* Tasks:
1. In the forum thread on RAW and JPEG, what size of memory card does photo_joe say should give plenty of space for shooting portraits?
2. Condense the paragraph of the forum thread on RAW and JPEG that opens with "Raw vs Jpeg. I think you can do what you need to do using JPEG," keeping its main facts.
3. Reproduce the passage of the forum thread on RAW and JPEG that begins at the words "## Overread (Jun" and stops after "allows them this.".

* Document:
begin

Good luck on achieving your goal.  Assuming you are a complete novice at photography, I would suggest learning the craft: exposure, composition, lighting, and image processing (to start.)  I would also suggest getting some critique & criticism from complete strangers and other photographers - here is a good place to start the C&C process.

I can't speak to the business aspect as I am an amateur, and don't intend to turn pro, but you will need to know how to run a business in order top succeed.


----------



## photo_joe (Jun 22, 2012)

Well like was said if you don't need to make a lot of adjustment then you can shoot JPEG, but if you would like to have as much flexibility as possible then RAW is the way to go.  If you have the storage space I say shoot RAW and then convert to JPEG.


----------



## greybeard (Jun 22, 2012)

Raw vs Jpeg.  I think you can do what you need to do using JPEG.  I personally like to use Raw because it gives me more control over my pictures.  I control the WB, sharpness, noise reduction, color balances, etc etc.  However, for family portraits I think most cameras will have a portrait setting (I know my Nikons do) and the JPEGS usually look spot on for skin tones.  Your files will be much smaller than Raw and all in all it should work well for you.


----------



## Trever1t (Jun 22, 2012)

I haven't shot a jpg image in years. Once I understood what a RAW file was and what I could do with it I wonder why anyone would want to shoot jpg for anything other than a quick pic.


----------



## Heitz (Jun 22, 2012)

Gimp?  But the Gimp's asleep.


----------



## photo_joe (Jun 22, 2012)

brittanyrose864 said:


> I will probably go with the shooting in RAW and JPEG option (which I have actually done somewhat in the past). Thank you so much!



Shooting RAW + JPEG will just eat up your memory card that much quicker.  Stick with one or the other and since it's portraits and not a 6 hour event you should have plenty of space on an 8GB card.


----------



## Ernicus (Jun 22, 2012)

You can still get a chit ton of pictures on a 16gb card shooting raw+jpg


----------



## Overread (Jun 22, 2012)

On the RAW vs JPEG part the best advice I can give you is to learn how to work with both to a good degree - and then choose the one that suits you best.

From my viewpoint:

JPEG - these are small files and easy to work with by default. They are print and display ready as soon as they are taken. As such they are favoured greatly by people shooting in situations where they don't have time to edit. Even professionals will use JPEGs -eg sports shooters who need photos for the net and the newspapers almost as soon as they are taken; or people working on photo booths at events; or even just event shooting. In those situations additional editing is just something there is not time for and the photographer needs a quick turn around- the JPEG allows them this. 
Don't think its simple though - getting good usable out of camera JPEGs often requires a bit of trial and error in getting the in-camera editing settings just right - plus you also have to make sure your white balance is well set for the shoots (cameras generally do well on auto, but if anything goes wrong its a lot harder to correct on a JPEG - esp if time is against you).

end

* Records:
begin

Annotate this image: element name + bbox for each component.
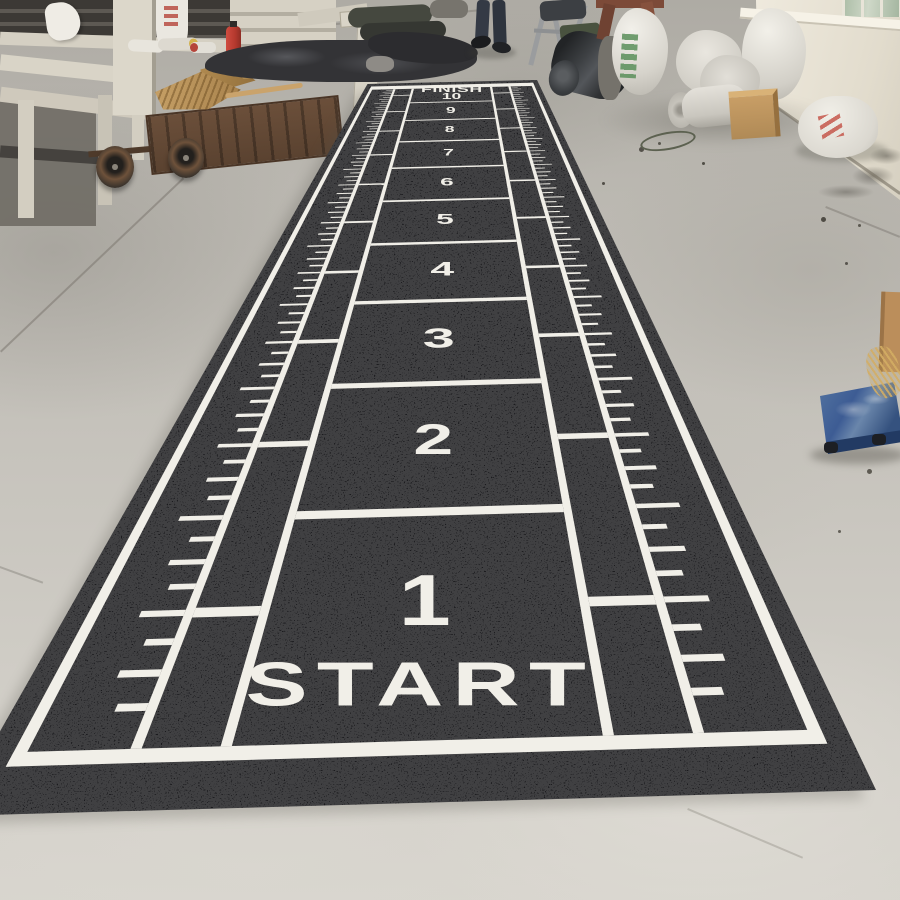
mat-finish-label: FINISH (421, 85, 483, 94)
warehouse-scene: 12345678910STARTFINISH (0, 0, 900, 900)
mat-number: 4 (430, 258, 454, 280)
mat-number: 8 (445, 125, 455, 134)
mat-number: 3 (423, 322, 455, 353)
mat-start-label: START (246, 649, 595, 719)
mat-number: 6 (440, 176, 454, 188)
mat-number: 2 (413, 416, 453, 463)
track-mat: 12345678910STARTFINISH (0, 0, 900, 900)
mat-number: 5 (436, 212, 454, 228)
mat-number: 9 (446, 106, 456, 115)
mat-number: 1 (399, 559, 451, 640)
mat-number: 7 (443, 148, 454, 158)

end

* Written answers:
1. An 8GB card.

2. JPEG should be enough for what you need, though the writer prefers RAW for the control it gives over white balance, sharpness, noise reduction, color balance and more. For family portraits, most cameras have a portrait setting (the writer's Nikons do), and the resulting JPEGs usually get skin tones right. JPEG files are also much smaller than RAW, so JPEG should work well overall.

3.
## Overread (Jun 22, 2012)

On the RAW vs JPEG part the best advice I can give you is to learn how to work with both to a good degree - and then choose the one that suits you best.

From my viewpoint:

JPEG - these are small files and easy to work with by default. They are print and display ready as soon as they are taken. As such they are favoured greatly by people shooting in situations where they don't have time to edit. Even professionals will use JPEGs -eg sports shooters who need photos for the net and the newspapers almost as soon as they are taken; or people working on photo booths at events; or even just event shooting. In those situations additional editing is just something there is not time for and the photographer needs a quick turn around- the JPEG allows them this.